• [Stated goal]
Every entry below should be printed exactly, without its images.

[Start of Material supplied]

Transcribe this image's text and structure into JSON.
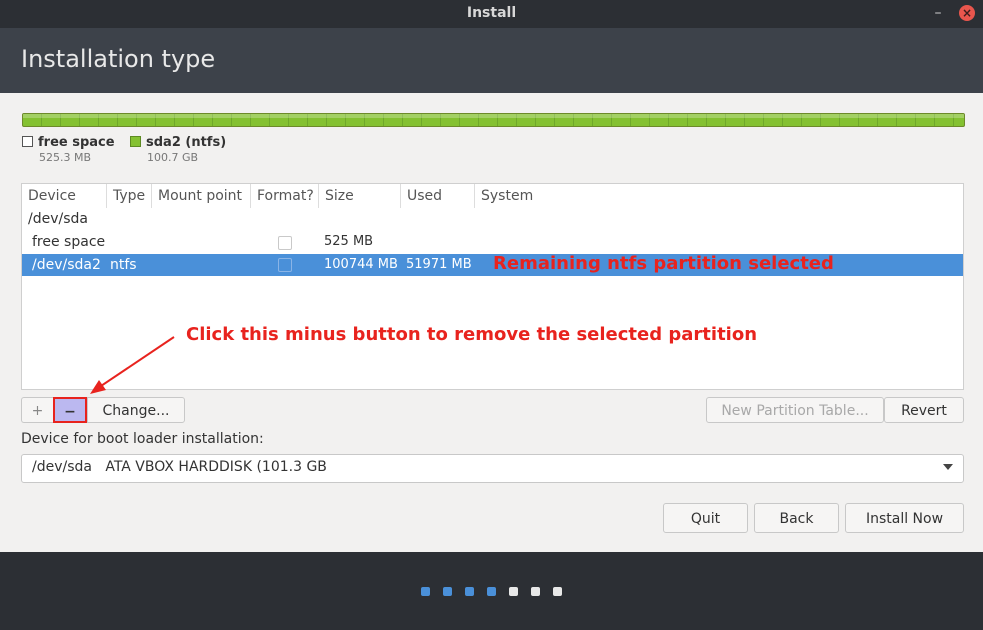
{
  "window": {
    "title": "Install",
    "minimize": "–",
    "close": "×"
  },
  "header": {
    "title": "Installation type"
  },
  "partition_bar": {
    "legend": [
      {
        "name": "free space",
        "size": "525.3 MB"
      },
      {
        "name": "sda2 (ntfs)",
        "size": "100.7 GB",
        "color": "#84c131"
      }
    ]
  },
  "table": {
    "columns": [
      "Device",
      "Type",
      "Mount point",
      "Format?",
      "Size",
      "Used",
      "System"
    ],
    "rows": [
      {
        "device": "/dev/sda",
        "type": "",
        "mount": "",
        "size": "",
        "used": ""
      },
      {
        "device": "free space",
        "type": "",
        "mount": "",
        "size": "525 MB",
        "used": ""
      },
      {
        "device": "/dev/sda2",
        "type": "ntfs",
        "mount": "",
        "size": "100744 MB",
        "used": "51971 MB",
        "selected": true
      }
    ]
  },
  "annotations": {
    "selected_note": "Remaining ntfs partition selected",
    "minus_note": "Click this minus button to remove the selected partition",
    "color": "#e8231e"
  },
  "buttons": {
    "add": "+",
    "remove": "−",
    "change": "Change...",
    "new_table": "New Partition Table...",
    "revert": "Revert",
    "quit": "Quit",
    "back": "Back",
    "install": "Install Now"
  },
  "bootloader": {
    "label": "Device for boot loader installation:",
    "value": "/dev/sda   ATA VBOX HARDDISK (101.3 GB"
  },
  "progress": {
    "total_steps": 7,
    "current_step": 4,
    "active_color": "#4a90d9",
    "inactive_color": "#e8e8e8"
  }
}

[End of Material supplied]

• [Correct response]
Transcribe this image's text and structure into JSON.
{
  "window": {
    "title": "Install",
    "minimize": "–",
    "close": "×"
  },
  "header": {
    "title": "Installation type"
  },
  "partition_bar": {
    "legend": [
      {
        "name": "free space",
        "size": "525.3 MB"
      },
      {
        "name": "sda2 (ntfs)",
        "size": "100.7 GB",
        "color": "#84c131"
      }
    ]
  },
  "table": {
    "columns": [
      "Device",
      "Type",
      "Mount point",
      "Format?",
      "Size",
      "Used",
      "System"
    ],
    "rows": [
      {
        "device": "/dev/sda",
        "type": "",
        "mount": "",
        "size": "",
        "used": ""
      },
      {
        "device": "free space",
        "type": "",
        "mount": "",
        "size": "525 MB",
        "used": ""
      },
      {
        "device": "/dev/sda2",
        "type": "ntfs",
        "mount": "",
        "size": "100744 MB",
        "used": "51971 MB",
        "selected": true
      }
    ]
  },
  "annotations": {
    "selected_note": "Remaining ntfs partition selected",
    "minus_note": "Click this minus button to remove the selected partition",
    "color": "#e8231e"
  },
  "buttons": {
    "add": "+",
    "remove": "−",
    "change": "Change...",
    "new_table": "New Partition Table...",
    "revert": "Revert",
    "quit": "Quit",
    "back": "Back",
    "install": "Install Now"
  },
  "bootloader": {
    "label": "Device for boot loader installation:",
    "value": "/dev/sda   ATA VBOX HARDDISK (101.3 GB"
  },
  "progress": {
    "total_steps": 7,
    "current_step": 4,
    "active_color": "#4a90d9",
    "inactive_color": "#e8e8e8"
  }
}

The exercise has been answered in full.